_SOURCE DOCUMENT_
★ ★ ★ ★

Dog pulls bedding out of cage
May 29, 2011 7:51 AM   Subscribe

Why does my foster dog drag her bedding (and puppies!) out of her dog crate?

I am fostering a dog and her 2 week old puppies. Someone found her living outside in a rural area a few weeks ago. She's going to a more permanent foster home in one week.

We've set her and her puppies up in a large dog crate with several blankets and towels. For the most part, this has been fine, and she willingly goes in there to nurse the pups. The pups are healthy and spend most of their time sleeping. Several times now, though, the mama dog has pulled all of the towels and blankets out of the crate and stashed them around the house -- under my bed, in the closet, in the middle of the hallway, in the living room, etc. When she pulls the towels and blankets out, she pulls the puppies out too. We find them lying in the middle of the room, crying, or tangled up in the towels she's moving.

★ ★ ★ ★

_WHAT TO DO_
A - In the post about the foster dog, when is the mother dog going to a more permanent foster home?
B - From the post about the foster dog, retype the stretch from "We've set her" through "towels she's moving.".
The items after this line are not needed.

Element placement data

★ ★ ★ ★

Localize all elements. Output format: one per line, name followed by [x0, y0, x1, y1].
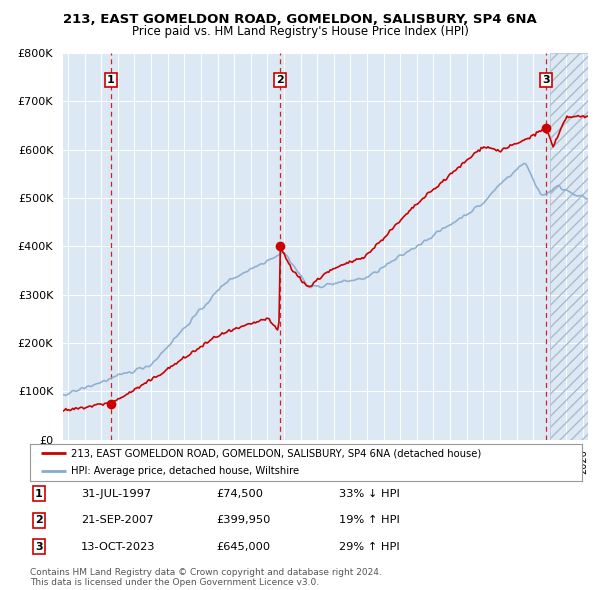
- Text: 3: 3: [542, 75, 550, 85]
- Text: 1: 1: [107, 75, 115, 85]
- Text: 33% ↓ HPI: 33% ↓ HPI: [339, 489, 400, 499]
- Text: 3: 3: [35, 542, 43, 552]
- Text: 2: 2: [35, 516, 43, 525]
- Text: Contains HM Land Registry data © Crown copyright and database right 2024.
This d: Contains HM Land Registry data © Crown c…: [30, 568, 382, 587]
- Text: HPI: Average price, detached house, Wiltshire: HPI: Average price, detached house, Wilt…: [71, 466, 299, 476]
- Text: £399,950: £399,950: [216, 516, 271, 525]
- Text: 19% ↑ HPI: 19% ↑ HPI: [339, 516, 400, 525]
- Text: £645,000: £645,000: [216, 542, 270, 552]
- Text: Price paid vs. HM Land Registry's House Price Index (HPI): Price paid vs. HM Land Registry's House …: [131, 25, 469, 38]
- Text: 1: 1: [35, 489, 43, 499]
- Text: 2: 2: [276, 75, 284, 85]
- Text: 31-JUL-1997: 31-JUL-1997: [81, 489, 151, 499]
- Text: £74,500: £74,500: [216, 489, 263, 499]
- Text: 21-SEP-2007: 21-SEP-2007: [81, 516, 154, 525]
- Text: 29% ↑ HPI: 29% ↑ HPI: [339, 542, 400, 552]
- Text: 13-OCT-2023: 13-OCT-2023: [81, 542, 155, 552]
- Text: 213, EAST GOMELDON ROAD, GOMELDON, SALISBURY, SP4 6NA (detached house): 213, EAST GOMELDON ROAD, GOMELDON, SALIS…: [71, 448, 482, 458]
- Text: 213, EAST GOMELDON ROAD, GOMELDON, SALISBURY, SP4 6NA: 213, EAST GOMELDON ROAD, GOMELDON, SALIS…: [63, 13, 537, 26]
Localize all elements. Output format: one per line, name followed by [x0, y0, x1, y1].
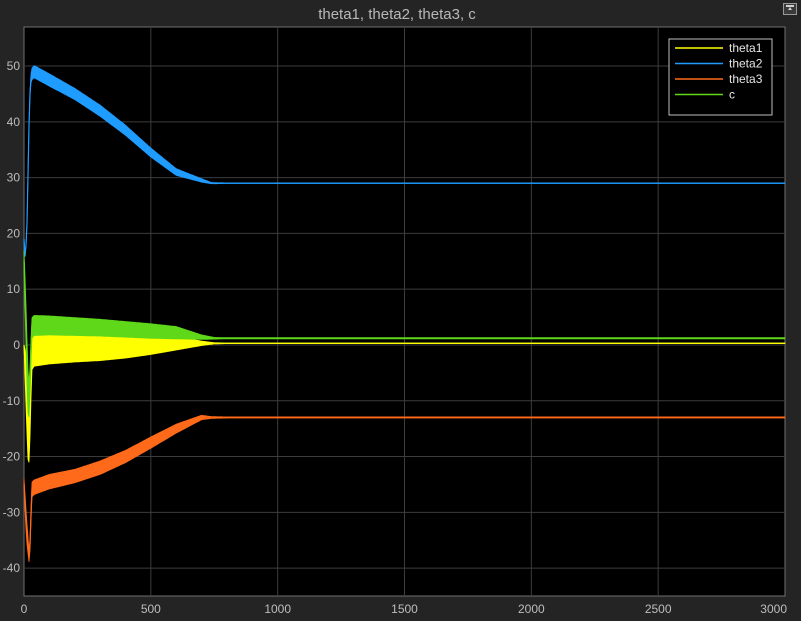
- legend-item-theta2[interactable]: theta2: [675, 57, 763, 71]
- y-tick-label: -30: [3, 505, 21, 519]
- y-tick-label: -20: [3, 450, 21, 464]
- series-theta3: [23, 414, 786, 562]
- legend-label: theta1: [729, 41, 763, 55]
- legend-box: [668, 38, 773, 116]
- legend-item-c[interactable]: c: [675, 88, 735, 102]
- y-tick-label: -40: [3, 561, 21, 575]
- y-tick-label: -10: [3, 394, 21, 408]
- series-theta2: [23, 65, 786, 257]
- series-line-theta1: [23, 342, 785, 431]
- series-c: [23, 250, 786, 418]
- x-tick-label: 500: [141, 602, 161, 616]
- x-tick-label: 2500: [645, 602, 672, 616]
- grid: [24, 27, 785, 596]
- series-line-theta3: [23, 416, 785, 557]
- y-tick-label: 30: [7, 171, 21, 185]
- legend-label: theta3: [729, 72, 763, 86]
- y-tick-label: 0: [13, 338, 20, 352]
- y-tick-label: 40: [7, 115, 21, 129]
- x-tick-label: 0: [21, 602, 28, 616]
- series-line-c: [23, 261, 785, 401]
- y-tick-label: 50: [7, 59, 21, 73]
- x-tick-label: 1500: [391, 602, 418, 616]
- legend-item-theta3[interactable]: theta3: [675, 72, 763, 86]
- legend-label: theta2: [729, 57, 763, 71]
- y-tick-label: 10: [7, 282, 21, 296]
- legend-label: c: [729, 88, 735, 102]
- x-tick-label: 3000: [760, 602, 787, 616]
- undock-icon[interactable]: [783, 3, 797, 15]
- arrow-up-icon: [786, 5, 794, 12]
- y-axis: -40 -30 -20 -10 0 10 20 30 40 50: [3, 59, 21, 575]
- x-tick-label: 1000: [264, 602, 291, 616]
- y-tick-label: 20: [7, 226, 21, 240]
- legend-item-theta1[interactable]: theta1: [675, 41, 763, 55]
- series-line-theta2: [23, 71, 785, 257]
- x-axis: 0 500 1000 1500 2000 2500 3000: [21, 602, 788, 616]
- chart-title: theta1, theta2, theta3, c: [318, 6, 476, 23]
- series-group: [23, 65, 786, 562]
- x-tick-label: 2000: [518, 602, 545, 616]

★ ★ ★ ★

_OUTPUTS BY TASK_
A - In one week.

B -
We've set her and her puppies up in a large dog crate with several blankets and towels. For the most part, this has been fine, and she willingly goes in there to nurse the pups. The pups are healthy and spend most of their time sleeping. Several times now, though, the mama dog has pulled all of the towels and blankets out of the crate and stashed them around the house -- under my bed, in the closet, in the middle of the hallway, in the living room, etc. When she pulls the towels and blankets out, she pulls the puppies out too. We find them lying in the middle of the room, crying, or tangled up in the towels she's moving.